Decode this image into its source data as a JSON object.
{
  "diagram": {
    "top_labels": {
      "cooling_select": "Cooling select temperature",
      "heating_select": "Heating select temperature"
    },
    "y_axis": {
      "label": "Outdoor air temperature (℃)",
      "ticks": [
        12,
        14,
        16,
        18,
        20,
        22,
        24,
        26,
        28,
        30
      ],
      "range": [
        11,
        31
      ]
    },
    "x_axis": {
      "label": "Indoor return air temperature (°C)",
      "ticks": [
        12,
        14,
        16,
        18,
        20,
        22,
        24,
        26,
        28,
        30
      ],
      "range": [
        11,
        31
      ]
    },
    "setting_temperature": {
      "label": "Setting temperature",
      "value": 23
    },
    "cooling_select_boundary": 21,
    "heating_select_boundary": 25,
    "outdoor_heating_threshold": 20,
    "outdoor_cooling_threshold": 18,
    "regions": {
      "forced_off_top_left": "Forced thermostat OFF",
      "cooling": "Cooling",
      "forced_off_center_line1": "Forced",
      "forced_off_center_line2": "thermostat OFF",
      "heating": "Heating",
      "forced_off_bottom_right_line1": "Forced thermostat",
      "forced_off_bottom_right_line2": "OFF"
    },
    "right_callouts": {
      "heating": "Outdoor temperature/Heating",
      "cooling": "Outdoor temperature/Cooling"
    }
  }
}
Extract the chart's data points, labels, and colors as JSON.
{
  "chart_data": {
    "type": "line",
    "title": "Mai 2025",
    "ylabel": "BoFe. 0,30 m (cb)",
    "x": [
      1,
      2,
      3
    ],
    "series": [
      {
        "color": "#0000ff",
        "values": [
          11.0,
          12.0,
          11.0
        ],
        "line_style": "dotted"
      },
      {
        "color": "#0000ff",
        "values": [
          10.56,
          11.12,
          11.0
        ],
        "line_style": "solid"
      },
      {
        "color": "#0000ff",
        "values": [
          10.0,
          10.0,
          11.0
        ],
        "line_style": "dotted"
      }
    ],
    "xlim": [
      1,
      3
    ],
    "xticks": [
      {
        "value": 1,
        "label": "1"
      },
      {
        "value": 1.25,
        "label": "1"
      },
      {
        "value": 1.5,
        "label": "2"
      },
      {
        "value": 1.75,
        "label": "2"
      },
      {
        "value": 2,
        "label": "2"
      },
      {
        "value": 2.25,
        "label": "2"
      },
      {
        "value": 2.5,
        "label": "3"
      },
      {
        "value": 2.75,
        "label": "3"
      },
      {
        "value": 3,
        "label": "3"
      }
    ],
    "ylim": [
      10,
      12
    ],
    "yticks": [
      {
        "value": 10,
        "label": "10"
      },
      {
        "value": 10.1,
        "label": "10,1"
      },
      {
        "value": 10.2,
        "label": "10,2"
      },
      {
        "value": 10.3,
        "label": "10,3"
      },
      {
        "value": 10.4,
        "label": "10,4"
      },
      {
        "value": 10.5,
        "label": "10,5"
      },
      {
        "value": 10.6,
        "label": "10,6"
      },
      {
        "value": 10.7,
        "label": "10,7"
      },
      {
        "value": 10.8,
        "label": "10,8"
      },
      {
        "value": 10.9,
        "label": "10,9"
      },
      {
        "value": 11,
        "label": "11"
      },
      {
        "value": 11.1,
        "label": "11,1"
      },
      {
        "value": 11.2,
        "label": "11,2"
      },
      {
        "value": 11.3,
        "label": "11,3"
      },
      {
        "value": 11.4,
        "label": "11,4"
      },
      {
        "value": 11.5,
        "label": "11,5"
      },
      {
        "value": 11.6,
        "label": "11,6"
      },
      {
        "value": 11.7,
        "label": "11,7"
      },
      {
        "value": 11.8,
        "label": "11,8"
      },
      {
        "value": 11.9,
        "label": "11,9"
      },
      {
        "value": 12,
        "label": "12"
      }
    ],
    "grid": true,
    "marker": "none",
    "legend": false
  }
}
--
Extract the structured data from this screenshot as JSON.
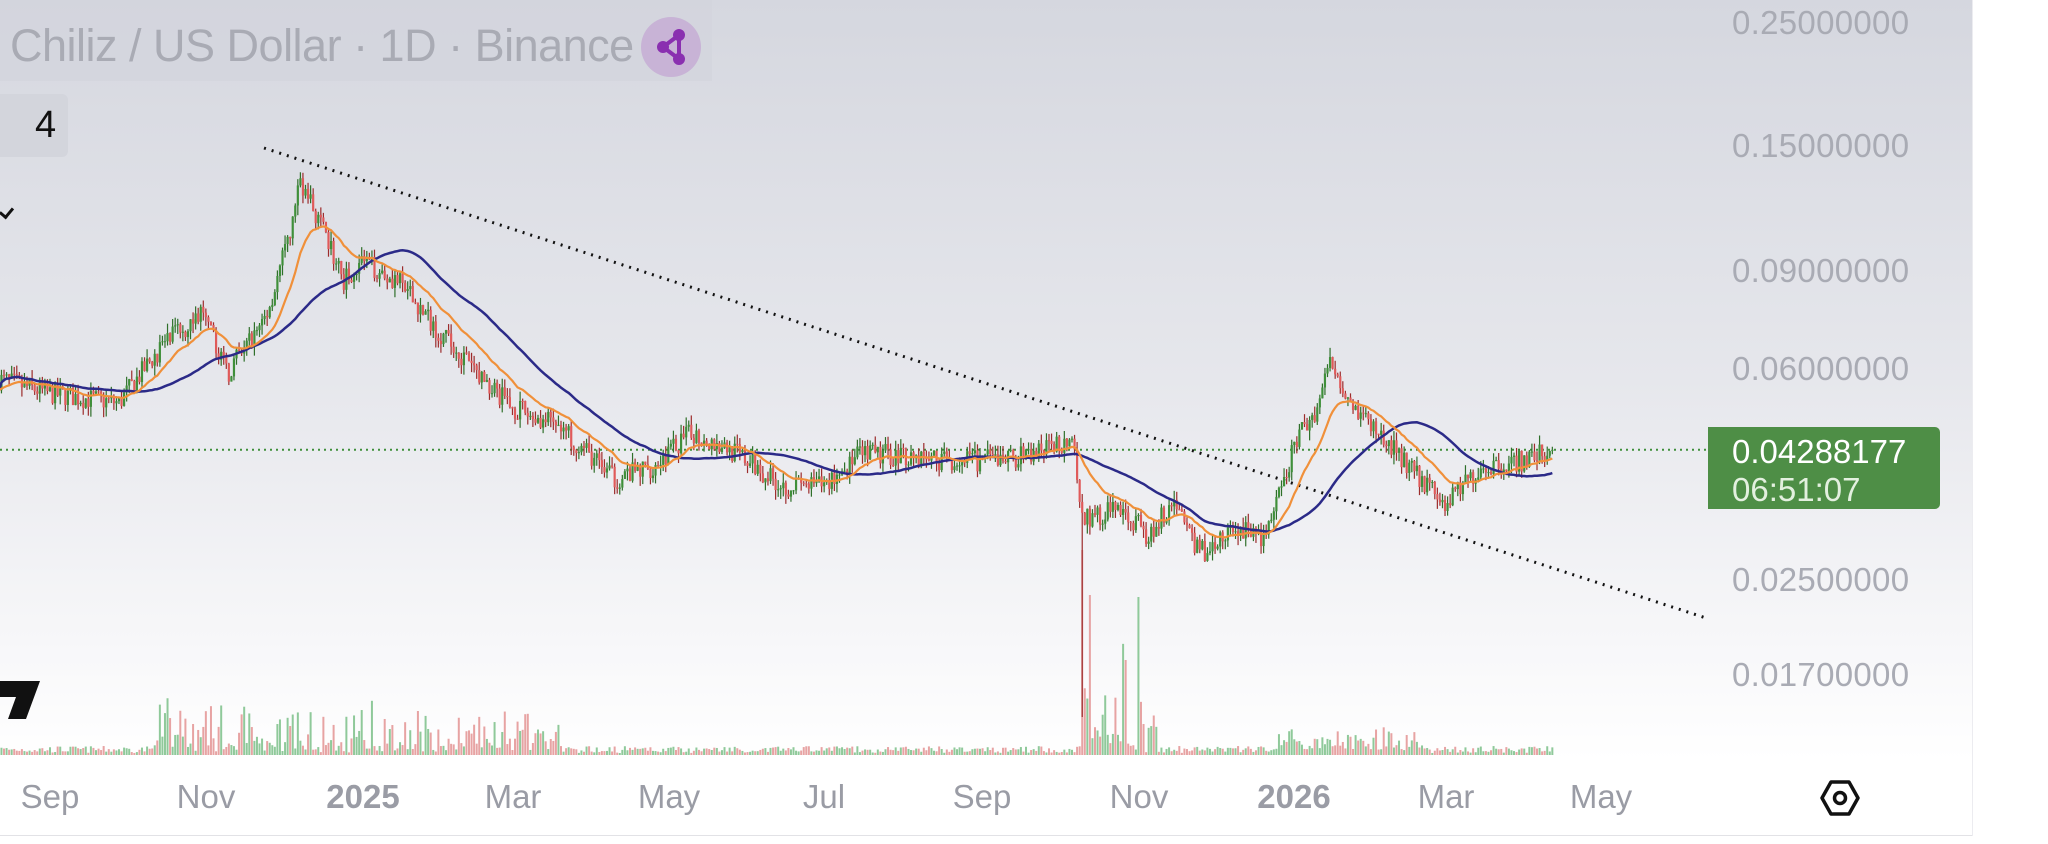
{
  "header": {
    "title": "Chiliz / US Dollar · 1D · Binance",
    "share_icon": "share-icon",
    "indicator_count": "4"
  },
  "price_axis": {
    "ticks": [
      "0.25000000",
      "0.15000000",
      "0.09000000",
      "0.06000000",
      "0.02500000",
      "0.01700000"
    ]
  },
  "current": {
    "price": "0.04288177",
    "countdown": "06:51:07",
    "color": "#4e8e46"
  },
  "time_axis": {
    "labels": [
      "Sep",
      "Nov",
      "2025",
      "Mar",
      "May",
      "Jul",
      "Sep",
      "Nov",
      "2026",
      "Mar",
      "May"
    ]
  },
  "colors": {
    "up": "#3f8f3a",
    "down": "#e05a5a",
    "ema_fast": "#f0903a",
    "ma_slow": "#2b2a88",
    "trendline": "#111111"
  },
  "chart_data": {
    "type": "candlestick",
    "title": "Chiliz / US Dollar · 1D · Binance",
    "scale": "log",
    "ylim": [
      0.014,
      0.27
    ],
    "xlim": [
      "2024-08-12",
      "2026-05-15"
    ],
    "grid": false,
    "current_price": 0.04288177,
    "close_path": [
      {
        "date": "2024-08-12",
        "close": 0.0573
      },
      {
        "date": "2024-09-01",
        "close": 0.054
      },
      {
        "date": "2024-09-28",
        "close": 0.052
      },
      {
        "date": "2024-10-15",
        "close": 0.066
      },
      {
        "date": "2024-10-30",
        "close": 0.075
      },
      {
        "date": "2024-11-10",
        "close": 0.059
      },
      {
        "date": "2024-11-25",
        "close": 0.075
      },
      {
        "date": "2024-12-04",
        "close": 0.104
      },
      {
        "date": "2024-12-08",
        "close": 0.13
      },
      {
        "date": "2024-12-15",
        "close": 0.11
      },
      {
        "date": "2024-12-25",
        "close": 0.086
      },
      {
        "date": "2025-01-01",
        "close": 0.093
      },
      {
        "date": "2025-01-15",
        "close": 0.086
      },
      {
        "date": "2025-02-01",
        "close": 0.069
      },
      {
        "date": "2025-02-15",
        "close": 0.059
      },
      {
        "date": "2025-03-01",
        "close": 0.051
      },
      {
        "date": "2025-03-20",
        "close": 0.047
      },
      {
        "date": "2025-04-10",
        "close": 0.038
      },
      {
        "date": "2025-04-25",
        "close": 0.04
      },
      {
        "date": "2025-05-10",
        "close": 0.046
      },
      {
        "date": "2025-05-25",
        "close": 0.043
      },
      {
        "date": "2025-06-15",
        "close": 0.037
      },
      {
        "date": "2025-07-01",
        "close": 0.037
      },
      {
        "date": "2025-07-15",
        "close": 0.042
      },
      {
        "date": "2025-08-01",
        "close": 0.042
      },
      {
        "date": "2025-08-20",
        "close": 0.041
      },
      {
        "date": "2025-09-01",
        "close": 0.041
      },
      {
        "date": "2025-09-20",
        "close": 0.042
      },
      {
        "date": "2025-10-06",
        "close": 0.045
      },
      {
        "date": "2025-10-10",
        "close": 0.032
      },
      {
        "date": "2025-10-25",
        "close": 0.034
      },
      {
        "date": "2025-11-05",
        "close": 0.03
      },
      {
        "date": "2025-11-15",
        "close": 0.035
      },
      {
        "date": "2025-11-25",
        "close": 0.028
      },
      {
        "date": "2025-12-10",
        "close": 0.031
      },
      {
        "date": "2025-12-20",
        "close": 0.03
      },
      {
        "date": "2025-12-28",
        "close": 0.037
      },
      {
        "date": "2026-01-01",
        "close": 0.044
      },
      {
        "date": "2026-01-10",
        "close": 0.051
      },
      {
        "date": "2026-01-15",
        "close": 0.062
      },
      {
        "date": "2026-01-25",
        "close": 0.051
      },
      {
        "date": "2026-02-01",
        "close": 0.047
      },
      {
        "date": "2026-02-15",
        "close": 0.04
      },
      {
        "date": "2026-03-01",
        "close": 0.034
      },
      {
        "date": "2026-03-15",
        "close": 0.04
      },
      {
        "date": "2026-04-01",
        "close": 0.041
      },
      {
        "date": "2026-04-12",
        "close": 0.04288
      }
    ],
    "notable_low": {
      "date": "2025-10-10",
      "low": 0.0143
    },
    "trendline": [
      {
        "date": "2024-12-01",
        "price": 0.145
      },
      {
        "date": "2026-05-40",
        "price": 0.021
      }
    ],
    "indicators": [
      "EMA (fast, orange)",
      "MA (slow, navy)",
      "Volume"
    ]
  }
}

* **GOAL**: Locate the word "this" in the records above, and return each line that has it.

* **RESPONSE**:
Decode this image into its source data as a JSON object.
Extract the structured data from this screenshot as JSON.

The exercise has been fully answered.